***** Supplied data
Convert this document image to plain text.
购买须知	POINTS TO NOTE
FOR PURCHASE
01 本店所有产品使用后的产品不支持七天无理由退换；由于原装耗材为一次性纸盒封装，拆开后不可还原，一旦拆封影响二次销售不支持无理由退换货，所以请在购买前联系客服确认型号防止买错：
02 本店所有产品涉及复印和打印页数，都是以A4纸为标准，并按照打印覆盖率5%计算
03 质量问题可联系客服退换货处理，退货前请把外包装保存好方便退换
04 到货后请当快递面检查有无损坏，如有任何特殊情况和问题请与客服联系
**********
### The exercise
Extract all of the data exactly as written.

### The output
Convert this document image to plain text.
购买须知	POINTS TO NOTE
FOR PURCHASE
01 本店所有产品使用后的产品不支持七天无理由退换；由于原装耗材为一次性纸盒封装，拆开后不可还原，一旦拆封影响二次销售不支持无理由退换货，所以请在购买前联系客服确认型号防止买错：
02 本店所有产品涉及复印和打印页数，都是以A4纸为标准，并按照打印覆盖率5%计算
03 质量问题可联系客服退换货处理，退货前请把外包装保存好方便退换
04 到货后请当快递面检查有无损坏，如有任何特殊情况和问题请与客服联系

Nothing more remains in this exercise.